▶ [Short task] Quote the records that follow in full, leaving the pictures out.

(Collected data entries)
==============================

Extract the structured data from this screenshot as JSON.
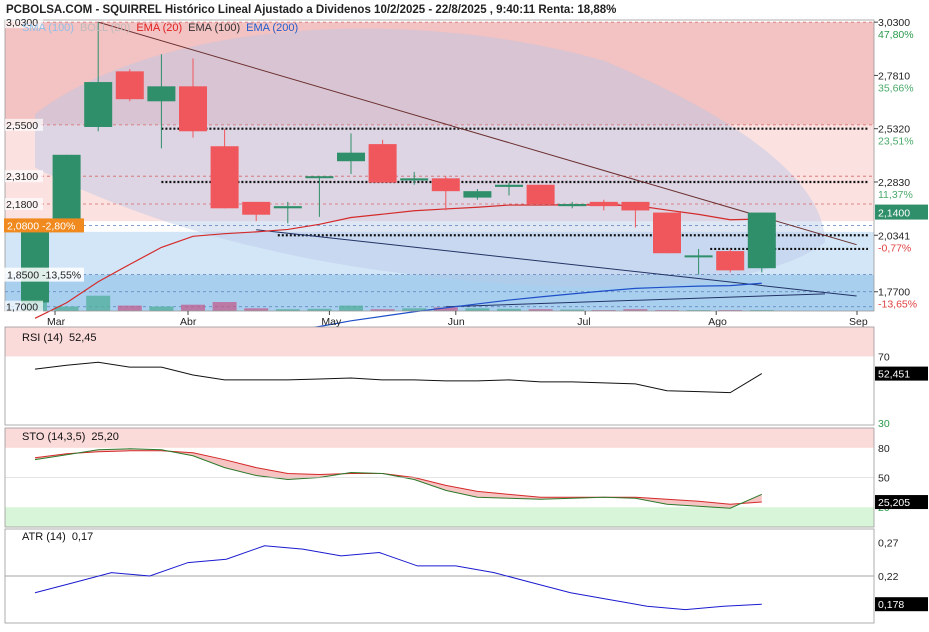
{
  "title": "PCBOLSA.COM - SQUIRREL Histórico Lineal Ajustado a Dividenos 10/2/2025 - 22/8/2025 , 9:40:11 Renta: 18,88%",
  "legend": {
    "sma": "SMA (100)",
    "boll": "BOLL (20)",
    "ema20": "EMA (20)",
    "ema100": "EMA (100)",
    "ema200": "EMA (200)"
  },
  "colors": {
    "up": "#2f8f6a",
    "down": "#f0575c",
    "ema20": "#d42a2a",
    "ema200": "#1f4fc8",
    "rsi_line": "#111111",
    "sto_k": "#2c7a2c",
    "sto_d": "#d42a2a",
    "atr_line": "#1a1ad0"
  },
  "panels": {
    "rsi": {
      "label": "RSI (14)",
      "value": "52,45",
      "ticks": [
        "70",
        "30"
      ],
      "last": "52,451"
    },
    "sto": {
      "label": "STO (14,3,5)",
      "value": "25,20",
      "ticks": [
        "80",
        "50",
        "20"
      ],
      "last": "25,205"
    },
    "atr": {
      "label": "ATR (14)",
      "value": "0,17",
      "ticks": [
        "0,27",
        "0,22",
        "0,18"
      ],
      "last": "0,178"
    }
  },
  "chart_data": [
    {
      "type": "candlestick",
      "title": "PCBOLSA.COM - SQUIRREL Histórico Lineal Ajustado a Dividenos 10/2/2025 - 22/8/2025 , 9:40:11 Renta: 18,88%",
      "x_labels": [
        "Mar",
        "Abr",
        "May",
        "Jun",
        "Jul",
        "Ago",
        "Sep"
      ],
      "ylim": [
        1.68,
        3.04
      ],
      "right_ticks": [
        {
          "value": 3.03,
          "label": "3,0300",
          "pct": "47,80%",
          "pct_color": "#2a9a4a"
        },
        {
          "value": 2.781,
          "label": "2,7810",
          "pct": "35,66%",
          "pct_color": "#4aaa6a"
        },
        {
          "value": 2.532,
          "label": "2,5320",
          "pct": "23,51%",
          "pct_color": "#4aaa6a"
        },
        {
          "value": 2.283,
          "label": "2,2830",
          "pct": "11,37%",
          "pct_color": "#4aaa6a"
        },
        {
          "value": 2.034,
          "label": "2,0341",
          "pct": "-0,77%",
          "pct_color": "#e04040"
        },
        {
          "value": 1.77,
          "label": "1,7700",
          "pct": "-13,65%",
          "pct_color": "#e04040"
        }
      ],
      "left_ticks": [
        {
          "value": 3.03,
          "label": "3,0300"
        },
        {
          "value": 2.55,
          "label": "2,5500"
        },
        {
          "value": 2.31,
          "label": "2,3100"
        },
        {
          "value": 2.18,
          "label": "2,1800"
        },
        {
          "value": 1.7,
          "label": "1,7000"
        }
      ],
      "last_price": {
        "value": 2.14,
        "label": "2,1400"
      },
      "ref_label": {
        "value": 2.08,
        "text": "2,0800 -2,80%"
      },
      "low_label": {
        "value": 1.85,
        "text": "1,8500 -13,55%"
      },
      "dotted_levels": [
        2.532,
        2.283,
        2.034,
        1.97
      ],
      "candles": [
        {
          "o": 1.72,
          "c": 2.08,
          "h": 2.08,
          "l": 1.7
        },
        {
          "o": 2.08,
          "c": 2.41,
          "h": 2.41,
          "l": 2.06
        },
        {
          "o": 2.54,
          "c": 2.75,
          "h": 3.03,
          "l": 2.52
        },
        {
          "o": 2.8,
          "c": 2.67,
          "h": 2.81,
          "l": 2.66
        },
        {
          "o": 2.66,
          "c": 2.73,
          "h": 2.88,
          "l": 2.44
        },
        {
          "o": 2.73,
          "c": 2.52,
          "h": 2.86,
          "l": 2.49
        },
        {
          "o": 2.45,
          "c": 2.16,
          "h": 2.53,
          "l": 2.16
        },
        {
          "o": 2.19,
          "c": 2.13,
          "h": 2.19,
          "l": 2.1
        },
        {
          "o": 2.16,
          "c": 2.17,
          "h": 2.19,
          "l": 2.09
        },
        {
          "o": 2.31,
          "c": 2.31,
          "h": 2.31,
          "l": 2.12
        },
        {
          "o": 2.38,
          "c": 2.42,
          "h": 2.51,
          "l": 2.32
        },
        {
          "o": 2.46,
          "c": 2.28,
          "h": 2.48,
          "l": 2.28
        },
        {
          "o": 2.29,
          "c": 2.3,
          "h": 2.33,
          "l": 2.27
        },
        {
          "o": 2.3,
          "c": 2.24,
          "h": 2.31,
          "l": 2.15
        },
        {
          "o": 2.21,
          "c": 2.24,
          "h": 2.25,
          "l": 2.2
        },
        {
          "o": 2.26,
          "c": 2.27,
          "h": 2.28,
          "l": 2.22
        },
        {
          "o": 2.27,
          "c": 2.18,
          "h": 2.27,
          "l": 2.18
        },
        {
          "o": 2.17,
          "c": 2.18,
          "h": 2.19,
          "l": 2.16
        },
        {
          "o": 2.19,
          "c": 2.17,
          "h": 2.2,
          "l": 2.15
        },
        {
          "o": 2.19,
          "c": 2.15,
          "h": 2.19,
          "l": 2.07
        },
        {
          "o": 2.14,
          "c": 1.95,
          "h": 2.14,
          "l": 1.95
        },
        {
          "o": 1.94,
          "c": 1.94,
          "h": 1.97,
          "l": 1.85
        },
        {
          "o": 1.96,
          "c": 1.87,
          "h": 1.97,
          "l": 1.86
        },
        {
          "o": 1.88,
          "c": 2.14,
          "h": 2.14,
          "l": 1.86
        }
      ],
      "volume": [
        0.55,
        0.25,
        0.85,
        0.3,
        0.25,
        0.35,
        0.5,
        0.15,
        0.1,
        0.12,
        0.3,
        0.1,
        0.15,
        0.2,
        0.15,
        0.12,
        0.1,
        0.08,
        0.05,
        0.1,
        0.05,
        0.05,
        0.05,
        0.05
      ]
    },
    {
      "type": "line",
      "title": "RSI (14)",
      "ylim": [
        0,
        100
      ],
      "y": [
        57,
        61,
        64,
        59,
        59,
        51,
        46,
        46,
        46,
        47,
        48,
        46,
        46,
        45,
        45,
        46,
        44,
        44,
        43,
        42,
        35,
        34,
        33,
        52.45
      ]
    },
    {
      "type": "line",
      "title": "STO (14,3,5)",
      "ylim": [
        0,
        100
      ],
      "series": [
        {
          "values": [
            68,
            73,
            78,
            79,
            78,
            72,
            60,
            52,
            48,
            50,
            55,
            54,
            48,
            37,
            30,
            29,
            28,
            29,
            30,
            29,
            23,
            21,
            19,
            33
          ]
        },
        {
          "values": [
            70,
            74,
            76,
            77,
            77,
            75,
            68,
            60,
            54,
            53,
            54,
            54,
            50,
            42,
            36,
            33,
            30,
            30,
            30,
            30,
            28,
            26,
            23,
            25.2
          ]
        }
      ]
    },
    {
      "type": "line",
      "title": "ATR (14)",
      "ylim": [
        0.15,
        0.29
      ],
      "y": [
        0.195,
        0.21,
        0.225,
        0.22,
        0.24,
        0.245,
        0.265,
        0.26,
        0.25,
        0.255,
        0.235,
        0.235,
        0.225,
        0.21,
        0.195,
        0.185,
        0.175,
        0.17,
        0.175,
        0.178
      ]
    }
  ]
}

==============================

▶ [Full solution]
Extract the structured data from this screenshot as JSON.
{
  "title": "PCBOLSA.COM - SQUIRREL Histórico Lineal Ajustado a Dividenos 10/2/2025 - 22/8/2025 , 9:40:11 Renta: 18,88%",
  "legend": {
    "sma": "SMA (100)",
    "boll": "BOLL (20)",
    "ema20": "EMA (20)",
    "ema100": "EMA (100)",
    "ema200": "EMA (200)"
  },
  "colors": {
    "up": "#2f8f6a",
    "down": "#f0575c",
    "ema20": "#d42a2a",
    "ema200": "#1f4fc8",
    "rsi_line": "#111111",
    "sto_k": "#2c7a2c",
    "sto_d": "#d42a2a",
    "atr_line": "#1a1ad0"
  },
  "panels": {
    "rsi": {
      "label": "RSI (14)",
      "value": "52,45",
      "ticks": [
        "70",
        "30"
      ],
      "last": "52,451"
    },
    "sto": {
      "label": "STO (14,3,5)",
      "value": "25,20",
      "ticks": [
        "80",
        "50",
        "20"
      ],
      "last": "25,205"
    },
    "atr": {
      "label": "ATR (14)",
      "value": "0,17",
      "ticks": [
        "0,27",
        "0,22",
        "0,18"
      ],
      "last": "0,178"
    }
  },
  "chart_data": [
    {
      "type": "candlestick",
      "title": "PCBOLSA.COM - SQUIRREL Histórico Lineal Ajustado a Dividenos 10/2/2025 - 22/8/2025 , 9:40:11 Renta: 18,88%",
      "x_labels": [
        "Mar",
        "Abr",
        "May",
        "Jun",
        "Jul",
        "Ago",
        "Sep"
      ],
      "ylim": [
        1.68,
        3.04
      ],
      "right_ticks": [
        {
          "value": 3.03,
          "label": "3,0300",
          "pct": "47,80%",
          "pct_color": "#2a9a4a"
        },
        {
          "value": 2.781,
          "label": "2,7810",
          "pct": "35,66%",
          "pct_color": "#4aaa6a"
        },
        {
          "value": 2.532,
          "label": "2,5320",
          "pct": "23,51%",
          "pct_color": "#4aaa6a"
        },
        {
          "value": 2.283,
          "label": "2,2830",
          "pct": "11,37%",
          "pct_color": "#4aaa6a"
        },
        {
          "value": 2.034,
          "label": "2,0341",
          "pct": "-0,77%",
          "pct_color": "#e04040"
        },
        {
          "value": 1.77,
          "label": "1,7700",
          "pct": "-13,65%",
          "pct_color": "#e04040"
        }
      ],
      "left_ticks": [
        {
          "value": 3.03,
          "label": "3,0300"
        },
        {
          "value": 2.55,
          "label": "2,5500"
        },
        {
          "value": 2.31,
          "label": "2,3100"
        },
        {
          "value": 2.18,
          "label": "2,1800"
        },
        {
          "value": 1.7,
          "label": "1,7000"
        }
      ],
      "last_price": {
        "value": 2.14,
        "label": "2,1400"
      },
      "ref_label": {
        "value": 2.08,
        "text": "2,0800 -2,80%"
      },
      "low_label": {
        "value": 1.85,
        "text": "1,8500 -13,55%"
      },
      "dotted_levels": [
        2.532,
        2.283,
        2.034,
        1.97
      ],
      "candles": [
        {
          "o": 1.72,
          "c": 2.08,
          "h": 2.08,
          "l": 1.7
        },
        {
          "o": 2.08,
          "c": 2.41,
          "h": 2.41,
          "l": 2.06
        },
        {
          "o": 2.54,
          "c": 2.75,
          "h": 3.03,
          "l": 2.52
        },
        {
          "o": 2.8,
          "c": 2.67,
          "h": 2.81,
          "l": 2.66
        },
        {
          "o": 2.66,
          "c": 2.73,
          "h": 2.88,
          "l": 2.44
        },
        {
          "o": 2.73,
          "c": 2.52,
          "h": 2.86,
          "l": 2.49
        },
        {
          "o": 2.45,
          "c": 2.16,
          "h": 2.53,
          "l": 2.16
        },
        {
          "o": 2.19,
          "c": 2.13,
          "h": 2.19,
          "l": 2.1
        },
        {
          "o": 2.16,
          "c": 2.17,
          "h": 2.19,
          "l": 2.09
        },
        {
          "o": 2.31,
          "c": 2.31,
          "h": 2.31,
          "l": 2.12
        },
        {
          "o": 2.38,
          "c": 2.42,
          "h": 2.51,
          "l": 2.32
        },
        {
          "o": 2.46,
          "c": 2.28,
          "h": 2.48,
          "l": 2.28
        },
        {
          "o": 2.29,
          "c": 2.3,
          "h": 2.33,
          "l": 2.27
        },
        {
          "o": 2.3,
          "c": 2.24,
          "h": 2.31,
          "l": 2.15
        },
        {
          "o": 2.21,
          "c": 2.24,
          "h": 2.25,
          "l": 2.2
        },
        {
          "o": 2.26,
          "c": 2.27,
          "h": 2.28,
          "l": 2.22
        },
        {
          "o": 2.27,
          "c": 2.18,
          "h": 2.27,
          "l": 2.18
        },
        {
          "o": 2.17,
          "c": 2.18,
          "h": 2.19,
          "l": 2.16
        },
        {
          "o": 2.19,
          "c": 2.17,
          "h": 2.2,
          "l": 2.15
        },
        {
          "o": 2.19,
          "c": 2.15,
          "h": 2.19,
          "l": 2.07
        },
        {
          "o": 2.14,
          "c": 1.95,
          "h": 2.14,
          "l": 1.95
        },
        {
          "o": 1.94,
          "c": 1.94,
          "h": 1.97,
          "l": 1.85
        },
        {
          "o": 1.96,
          "c": 1.87,
          "h": 1.97,
          "l": 1.86
        },
        {
          "o": 1.88,
          "c": 2.14,
          "h": 2.14,
          "l": 1.86
        }
      ],
      "volume": [
        0.55,
        0.25,
        0.85,
        0.3,
        0.25,
        0.35,
        0.5,
        0.15,
        0.1,
        0.12,
        0.3,
        0.1,
        0.15,
        0.2,
        0.15,
        0.12,
        0.1,
        0.08,
        0.05,
        0.1,
        0.05,
        0.05,
        0.05,
        0.05
      ]
    },
    {
      "type": "line",
      "title": "RSI (14)",
      "ylim": [
        0,
        100
      ],
      "y": [
        57,
        61,
        64,
        59,
        59,
        51,
        46,
        46,
        46,
        47,
        48,
        46,
        46,
        45,
        45,
        46,
        44,
        44,
        43,
        42,
        35,
        34,
        33,
        52.45
      ]
    },
    {
      "type": "line",
      "title": "STO (14,3,5)",
      "ylim": [
        0,
        100
      ],
      "series": [
        {
          "values": [
            68,
            73,
            78,
            79,
            78,
            72,
            60,
            52,
            48,
            50,
            55,
            54,
            48,
            37,
            30,
            29,
            28,
            29,
            30,
            29,
            23,
            21,
            19,
            33
          ]
        },
        {
          "values": [
            70,
            74,
            76,
            77,
            77,
            75,
            68,
            60,
            54,
            53,
            54,
            54,
            50,
            42,
            36,
            33,
            30,
            30,
            30,
            30,
            28,
            26,
            23,
            25.2
          ]
        }
      ]
    },
    {
      "type": "line",
      "title": "ATR (14)",
      "ylim": [
        0.15,
        0.29
      ],
      "y": [
        0.195,
        0.21,
        0.225,
        0.22,
        0.24,
        0.245,
        0.265,
        0.26,
        0.25,
        0.255,
        0.235,
        0.235,
        0.225,
        0.21,
        0.195,
        0.185,
        0.175,
        0.17,
        0.175,
        0.178
      ]
    }
  ]
}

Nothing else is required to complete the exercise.